RECORDS PROVIDED start

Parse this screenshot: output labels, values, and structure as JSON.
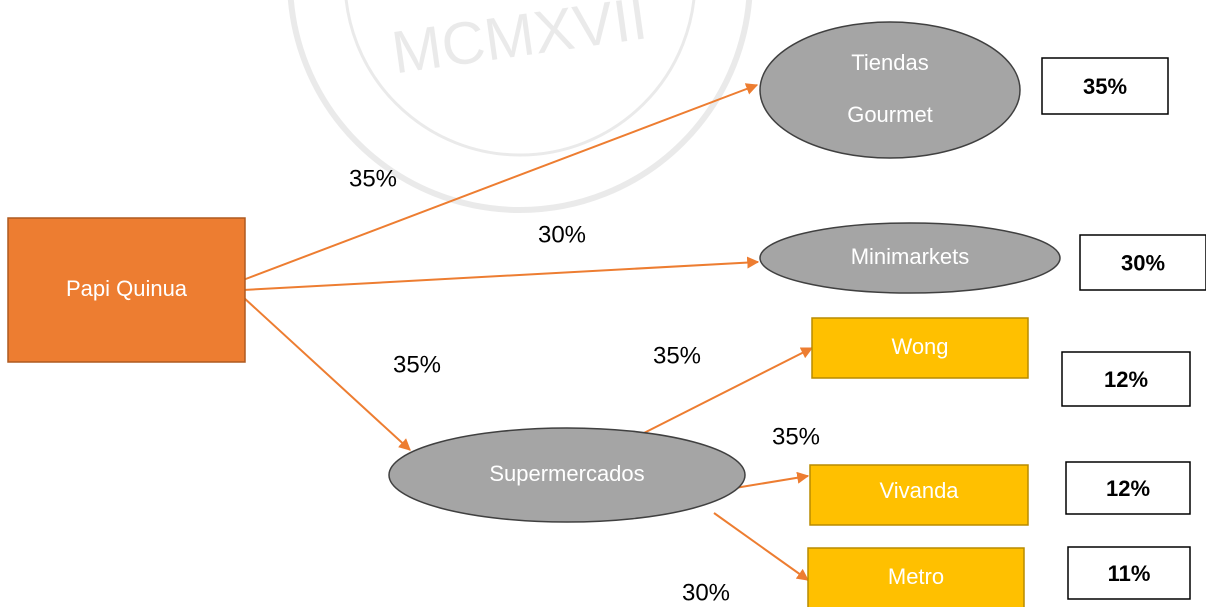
{
  "watermark": "MCMXVII",
  "nodes": [
    {
      "id": "papi",
      "label": [
        "Papi Quinua"
      ]
    },
    {
      "id": "tiendas",
      "label": [
        "Tiendas",
        "Gourmet"
      ]
    },
    {
      "id": "mini",
      "label": [
        "Minimarkets"
      ]
    },
    {
      "id": "super",
      "label": [
        "Supermercados"
      ]
    },
    {
      "id": "wong",
      "label": [
        "Wong"
      ]
    },
    {
      "id": "vivanda",
      "label": [
        "Vivanda"
      ]
    },
    {
      "id": "metro",
      "label": [
        "Metro"
      ]
    }
  ],
  "edges": [
    {
      "from": "papi",
      "to": "tiendas",
      "label": "35%"
    },
    {
      "from": "papi",
      "to": "mini",
      "label": "30%"
    },
    {
      "from": "papi",
      "to": "super",
      "label": "35%"
    },
    {
      "from": "super",
      "to": "wong",
      "label": "35%"
    },
    {
      "from": "super",
      "to": "vivanda",
      "label": "35%"
    },
    {
      "from": "super",
      "to": "metro",
      "label": "30%"
    }
  ],
  "shares": [
    {
      "node": "tiendas",
      "label": "35%"
    },
    {
      "node": "mini",
      "label": "30%"
    },
    {
      "node": "wong",
      "label": "12%"
    },
    {
      "node": "vivanda",
      "label": "12%"
    },
    {
      "node": "metro",
      "label": "11%"
    }
  ]
}
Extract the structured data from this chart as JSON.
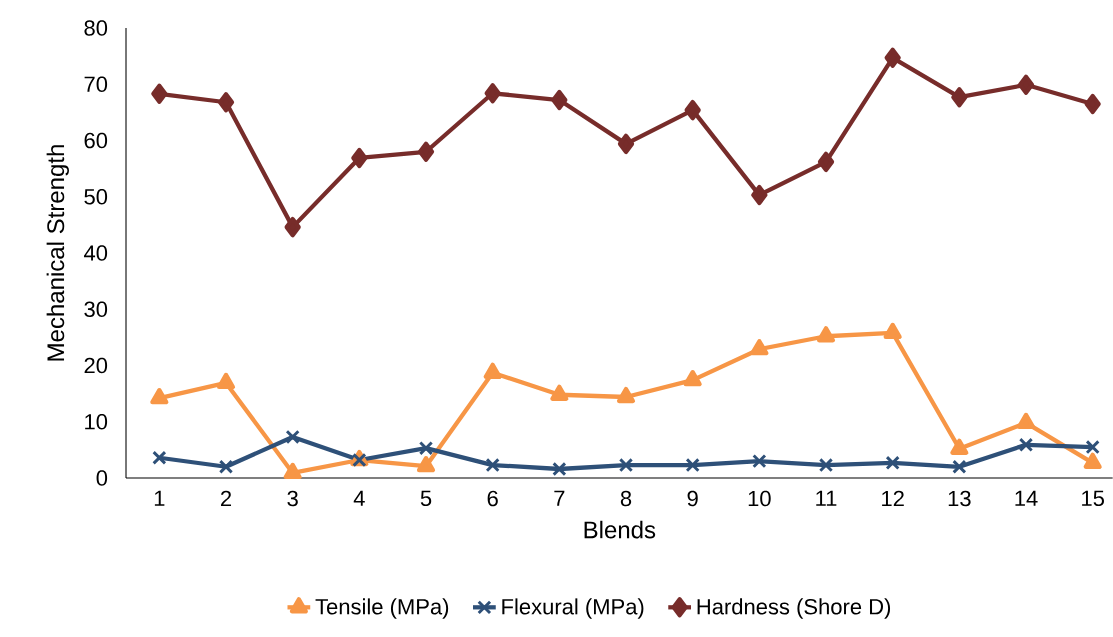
{
  "chart_data": {
    "type": "line",
    "xlabel": "Blends",
    "ylabel": "Mechanical Strength",
    "categories": [
      "1",
      "2",
      "3",
      "4",
      "5",
      "6",
      "7",
      "8",
      "9",
      "10",
      "11",
      "12",
      "13",
      "14",
      "15"
    ],
    "series": [
      {
        "name": "Tensile (MPa)",
        "color": "#f79646",
        "marker": "triangle",
        "values": [
          14.2,
          16.9,
          0.9,
          3.2,
          2.1,
          18.7,
          14.8,
          14.4,
          17.4,
          22.9,
          25.2,
          25.8,
          5.2,
          9.8,
          2.7
        ]
      },
      {
        "name": "Flexural (MPa)",
        "color": "#2e5078",
        "marker": "cross",
        "values": [
          3.6,
          2.0,
          7.3,
          3.2,
          5.3,
          2.3,
          1.6,
          2.3,
          2.3,
          3.0,
          2.3,
          2.7,
          2.0,
          5.9,
          5.5
        ]
      },
      {
        "name": "Hardness (Shore D)",
        "color": "#772c2a",
        "marker": "diamond",
        "values": [
          68.3,
          66.8,
          44.6,
          56.9,
          58.0,
          68.4,
          67.2,
          59.4,
          65.4,
          50.3,
          56.2,
          74.7,
          67.7,
          69.9,
          66.5
        ]
      }
    ],
    "ylim": [
      0,
      80
    ],
    "yticks": [
      0,
      10,
      20,
      30,
      40,
      50,
      60,
      70,
      80
    ],
    "grid": false,
    "legend": "bottom"
  }
}
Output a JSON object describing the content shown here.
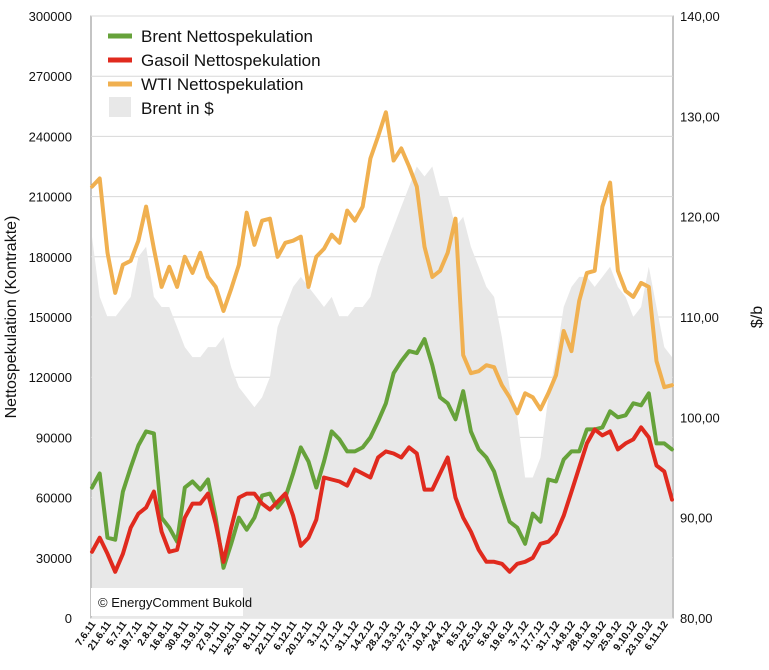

RECORDS PROVIDED end

* EXERCISE DETAILS *
Print all of the entries word for word. Skip any images they contain.

* SOLUTION TO THIS TASK *
Parse this screenshot: output labels, values, and structure as JSON.
{
  "watermark": "MCMXVII",
  "nodes": [
    {
      "id": "papi",
      "label": [
        "Papi Quinua"
      ]
    },
    {
      "id": "tiendas",
      "label": [
        "Tiendas",
        "Gourmet"
      ]
    },
    {
      "id": "mini",
      "label": [
        "Minimarkets"
      ]
    },
    {
      "id": "super",
      "label": [
        "Supermercados"
      ]
    },
    {
      "id": "wong",
      "label": [
        "Wong"
      ]
    },
    {
      "id": "vivanda",
      "label": [
        "Vivanda"
      ]
    },
    {
      "id": "metro",
      "label": [
        "Metro"
      ]
    }
  ],
  "edges": [
    {
      "from": "papi",
      "to": "tiendas",
      "label": "35%"
    },
    {
      "from": "papi",
      "to": "mini",
      "label": "30%"
    },
    {
      "from": "papi",
      "to": "super",
      "label": "35%"
    },
    {
      "from": "super",
      "to": "wong",
      "label": "35%"
    },
    {
      "from": "super",
      "to": "vivanda",
      "label": "35%"
    },
    {
      "from": "super",
      "to": "metro",
      "label": "30%"
    }
  ],
  "shares": [
    {
      "node": "tiendas",
      "label": "35%"
    },
    {
      "node": "mini",
      "label": "30%"
    },
    {
      "node": "wong",
      "label": "12%"
    },
    {
      "node": "vivanda",
      "label": "12%"
    },
    {
      "node": "metro",
      "label": "11%"
    }
  ]
}
Extract the structured data from this chart as JSON.
{
  "chart_data": {
    "type": "line",
    "xlabel": "Blends",
    "ylabel": "Mechanical Strength",
    "categories": [
      "1",
      "2",
      "3",
      "4",
      "5",
      "6",
      "7",
      "8",
      "9",
      "10",
      "11",
      "12",
      "13",
      "14",
      "15"
    ],
    "series": [
      {
        "name": "Tensile (MPa)",
        "color": "#f79646",
        "marker": "triangle",
        "values": [
          14.2,
          16.9,
          0.9,
          3.2,
          2.1,
          18.7,
          14.8,
          14.4,
          17.4,
          22.9,
          25.2,
          25.8,
          5.2,
          9.8,
          2.7
        ]
      },
      {
        "name": "Flexural (MPa)",
        "color": "#2e5078",
        "marker": "cross",
        "values": [
          3.6,
          2.0,
          7.3,
          3.2,
          5.3,
          2.3,
          1.6,
          2.3,
          2.3,
          3.0,
          2.3,
          2.7,
          2.0,
          5.9,
          5.5
        ]
      },
      {
        "name": "Hardness (Shore D)",
        "color": "#772c2a",
        "marker": "diamond",
        "values": [
          68.3,
          66.8,
          44.6,
          56.9,
          58.0,
          68.4,
          67.2,
          59.4,
          65.4,
          50.3,
          56.2,
          74.7,
          67.7,
          69.9,
          66.5
        ]
      }
    ],
    "ylim": [
      0,
      80
    ],
    "yticks": [
      0,
      10,
      20,
      30,
      40,
      50,
      60,
      70,
      80
    ],
    "grid": false,
    "legend": "bottom"
  }
}
Output a JSON object describing the content shown here.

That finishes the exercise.